- [GOAL]
Transcribe the full listing below exactly.

(Figure record extracts)

:::

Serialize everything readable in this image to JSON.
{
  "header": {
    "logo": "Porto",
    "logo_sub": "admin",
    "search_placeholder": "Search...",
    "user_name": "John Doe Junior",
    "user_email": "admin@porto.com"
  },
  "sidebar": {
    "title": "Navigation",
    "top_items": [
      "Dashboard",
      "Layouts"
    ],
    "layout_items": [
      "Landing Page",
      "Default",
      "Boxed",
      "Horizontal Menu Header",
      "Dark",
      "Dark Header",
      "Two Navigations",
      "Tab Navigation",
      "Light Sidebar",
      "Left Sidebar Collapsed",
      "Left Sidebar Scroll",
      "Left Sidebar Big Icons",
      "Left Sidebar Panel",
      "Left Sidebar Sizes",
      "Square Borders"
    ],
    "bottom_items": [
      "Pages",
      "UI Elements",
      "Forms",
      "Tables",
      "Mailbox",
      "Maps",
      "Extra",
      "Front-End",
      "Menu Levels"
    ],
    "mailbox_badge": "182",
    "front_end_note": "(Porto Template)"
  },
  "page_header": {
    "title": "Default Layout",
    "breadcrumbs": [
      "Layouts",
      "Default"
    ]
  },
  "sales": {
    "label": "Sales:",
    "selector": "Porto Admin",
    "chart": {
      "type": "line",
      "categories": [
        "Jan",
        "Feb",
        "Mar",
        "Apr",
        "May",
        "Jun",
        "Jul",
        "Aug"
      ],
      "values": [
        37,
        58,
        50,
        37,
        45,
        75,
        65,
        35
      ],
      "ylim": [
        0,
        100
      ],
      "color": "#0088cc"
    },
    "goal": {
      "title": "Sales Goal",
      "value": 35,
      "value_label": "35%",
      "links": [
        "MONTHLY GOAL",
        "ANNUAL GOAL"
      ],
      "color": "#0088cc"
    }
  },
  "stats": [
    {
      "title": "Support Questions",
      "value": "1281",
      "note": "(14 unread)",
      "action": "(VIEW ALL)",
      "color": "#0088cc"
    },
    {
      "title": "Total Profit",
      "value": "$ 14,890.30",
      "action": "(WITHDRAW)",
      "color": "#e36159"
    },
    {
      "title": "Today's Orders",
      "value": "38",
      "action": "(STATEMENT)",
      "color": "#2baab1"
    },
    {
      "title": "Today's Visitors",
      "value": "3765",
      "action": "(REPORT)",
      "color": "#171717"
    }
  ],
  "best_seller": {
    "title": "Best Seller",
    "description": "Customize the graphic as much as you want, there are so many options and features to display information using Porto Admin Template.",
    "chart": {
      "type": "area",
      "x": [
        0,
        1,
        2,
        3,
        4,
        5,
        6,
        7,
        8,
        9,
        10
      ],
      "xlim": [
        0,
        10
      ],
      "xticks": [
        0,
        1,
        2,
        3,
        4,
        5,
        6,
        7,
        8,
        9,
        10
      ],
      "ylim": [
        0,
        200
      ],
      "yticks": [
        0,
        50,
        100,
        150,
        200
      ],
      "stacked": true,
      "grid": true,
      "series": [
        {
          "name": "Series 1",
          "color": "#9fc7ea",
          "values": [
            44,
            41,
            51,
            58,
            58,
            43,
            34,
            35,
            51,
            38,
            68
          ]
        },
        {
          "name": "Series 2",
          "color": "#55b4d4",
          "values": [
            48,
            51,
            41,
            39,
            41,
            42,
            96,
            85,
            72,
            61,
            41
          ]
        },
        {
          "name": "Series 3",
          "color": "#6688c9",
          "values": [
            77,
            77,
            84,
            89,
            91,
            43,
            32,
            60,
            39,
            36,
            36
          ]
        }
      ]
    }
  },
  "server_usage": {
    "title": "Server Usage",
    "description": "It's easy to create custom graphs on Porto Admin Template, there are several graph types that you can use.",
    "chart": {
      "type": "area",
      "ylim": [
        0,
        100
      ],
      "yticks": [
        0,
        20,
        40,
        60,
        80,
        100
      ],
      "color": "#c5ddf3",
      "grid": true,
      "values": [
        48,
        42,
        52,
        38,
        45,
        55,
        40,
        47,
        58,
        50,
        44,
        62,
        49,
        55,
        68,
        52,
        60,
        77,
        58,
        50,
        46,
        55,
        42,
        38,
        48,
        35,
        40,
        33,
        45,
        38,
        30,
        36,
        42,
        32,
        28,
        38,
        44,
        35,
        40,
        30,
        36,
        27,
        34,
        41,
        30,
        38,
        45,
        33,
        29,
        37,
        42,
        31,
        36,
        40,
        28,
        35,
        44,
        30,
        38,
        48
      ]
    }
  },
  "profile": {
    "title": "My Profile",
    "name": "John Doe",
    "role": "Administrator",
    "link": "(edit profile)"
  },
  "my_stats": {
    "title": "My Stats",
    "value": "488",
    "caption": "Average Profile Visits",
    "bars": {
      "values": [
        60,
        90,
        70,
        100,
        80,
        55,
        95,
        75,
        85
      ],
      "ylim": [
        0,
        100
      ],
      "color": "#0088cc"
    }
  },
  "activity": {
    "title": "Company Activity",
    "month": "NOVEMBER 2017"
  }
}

:::

- [ANSWER TO THIS PROBLEM]
Serialize everything readable in this image to JSON.
{
  "header": {
    "logo": "Porto",
    "logo_sub": "admin",
    "search_placeholder": "Search...",
    "user_name": "John Doe Junior",
    "user_email": "admin@porto.com"
  },
  "sidebar": {
    "title": "Navigation",
    "top_items": [
      "Dashboard",
      "Layouts"
    ],
    "layout_items": [
      "Landing Page",
      "Default",
      "Boxed",
      "Horizontal Menu Header",
      "Dark",
      "Dark Header",
      "Two Navigations",
      "Tab Navigation",
      "Light Sidebar",
      "Left Sidebar Collapsed",
      "Left Sidebar Scroll",
      "Left Sidebar Big Icons",
      "Left Sidebar Panel",
      "Left Sidebar Sizes",
      "Square Borders"
    ],
    "bottom_items": [
      "Pages",
      "UI Elements",
      "Forms",
      "Tables",
      "Mailbox",
      "Maps",
      "Extra",
      "Front-End",
      "Menu Levels"
    ],
    "mailbox_badge": "182",
    "front_end_note": "(Porto Template)"
  },
  "page_header": {
    "title": "Default Layout",
    "breadcrumbs": [
      "Layouts",
      "Default"
    ]
  },
  "sales": {
    "label": "Sales:",
    "selector": "Porto Admin",
    "chart": {
      "type": "line",
      "categories": [
        "Jan",
        "Feb",
        "Mar",
        "Apr",
        "May",
        "Jun",
        "Jul",
        "Aug"
      ],
      "values": [
        37,
        58,
        50,
        37,
        45,
        75,
        65,
        35
      ],
      "ylim": [
        0,
        100
      ],
      "color": "#0088cc"
    },
    "goal": {
      "title": "Sales Goal",
      "value": 35,
      "value_label": "35%",
      "links": [
        "MONTHLY GOAL",
        "ANNUAL GOAL"
      ],
      "color": "#0088cc"
    }
  },
  "stats": [
    {
      "title": "Support Questions",
      "value": "1281",
      "note": "(14 unread)",
      "action": "(VIEW ALL)",
      "color": "#0088cc"
    },
    {
      "title": "Total Profit",
      "value": "$ 14,890.30",
      "action": "(WITHDRAW)",
      "color": "#e36159"
    },
    {
      "title": "Today's Orders",
      "value": "38",
      "action": "(STATEMENT)",
      "color": "#2baab1"
    },
    {
      "title": "Today's Visitors",
      "value": "3765",
      "action": "(REPORT)",
      "color": "#171717"
    }
  ],
  "best_seller": {
    "title": "Best Seller",
    "description": "Customize the graphic as much as you want, there are so many options and features to display information using Porto Admin Template.",
    "chart": {
      "type": "area",
      "x": [
        0,
        1,
        2,
        3,
        4,
        5,
        6,
        7,
        8,
        9,
        10
      ],
      "xlim": [
        0,
        10
      ],
      "xticks": [
        0,
        1,
        2,
        3,
        4,
        5,
        6,
        7,
        8,
        9,
        10
      ],
      "ylim": [
        0,
        200
      ],
      "yticks": [
        0,
        50,
        100,
        150,
        200
      ],
      "stacked": true,
      "grid": true,
      "series": [
        {
          "name": "Series 1",
          "color": "#9fc7ea",
          "values": [
            44,
            41,
            51,
            58,
            58,
            43,
            34,
            35,
            51,
            38,
            68
          ]
        },
        {
          "name": "Series 2",
          "color": "#55b4d4",
          "values": [
            48,
            51,
            41,
            39,
            41,
            42,
            96,
            85,
            72,
            61,
            41
          ]
        },
        {
          "name": "Series 3",
          "color": "#6688c9",
          "values": [
            77,
            77,
            84,
            89,
            91,
            43,
            32,
            60,
            39,
            36,
            36
          ]
        }
      ]
    }
  },
  "server_usage": {
    "title": "Server Usage",
    "description": "It's easy to create custom graphs on Porto Admin Template, there are several graph types that you can use.",
    "chart": {
      "type": "area",
      "ylim": [
        0,
        100
      ],
      "yticks": [
        0,
        20,
        40,
        60,
        80,
        100
      ],
      "color": "#c5ddf3",
      "grid": true,
      "values": [
        48,
        42,
        52,
        38,
        45,
        55,
        40,
        47,
        58,
        50,
        44,
        62,
        49,
        55,
        68,
        52,
        60,
        77,
        58,
        50,
        46,
        55,
        42,
        38,
        48,
        35,
        40,
        33,
        45,
        38,
        30,
        36,
        42,
        32,
        28,
        38,
        44,
        35,
        40,
        30,
        36,
        27,
        34,
        41,
        30,
        38,
        45,
        33,
        29,
        37,
        42,
        31,
        36,
        40,
        28,
        35,
        44,
        30,
        38,
        48
      ]
    }
  },
  "profile": {
    "title": "My Profile",
    "name": "John Doe",
    "role": "Administrator",
    "link": "(edit profile)"
  },
  "my_stats": {
    "title": "My Stats",
    "value": "488",
    "caption": "Average Profile Visits",
    "bars": {
      "values": [
        60,
        90,
        70,
        100,
        80,
        55,
        95,
        75,
        85
      ],
      "ylim": [
        0,
        100
      ],
      "color": "#0088cc"
    }
  },
  "activity": {
    "title": "Company Activity",
    "month": "NOVEMBER 2017"
  }
}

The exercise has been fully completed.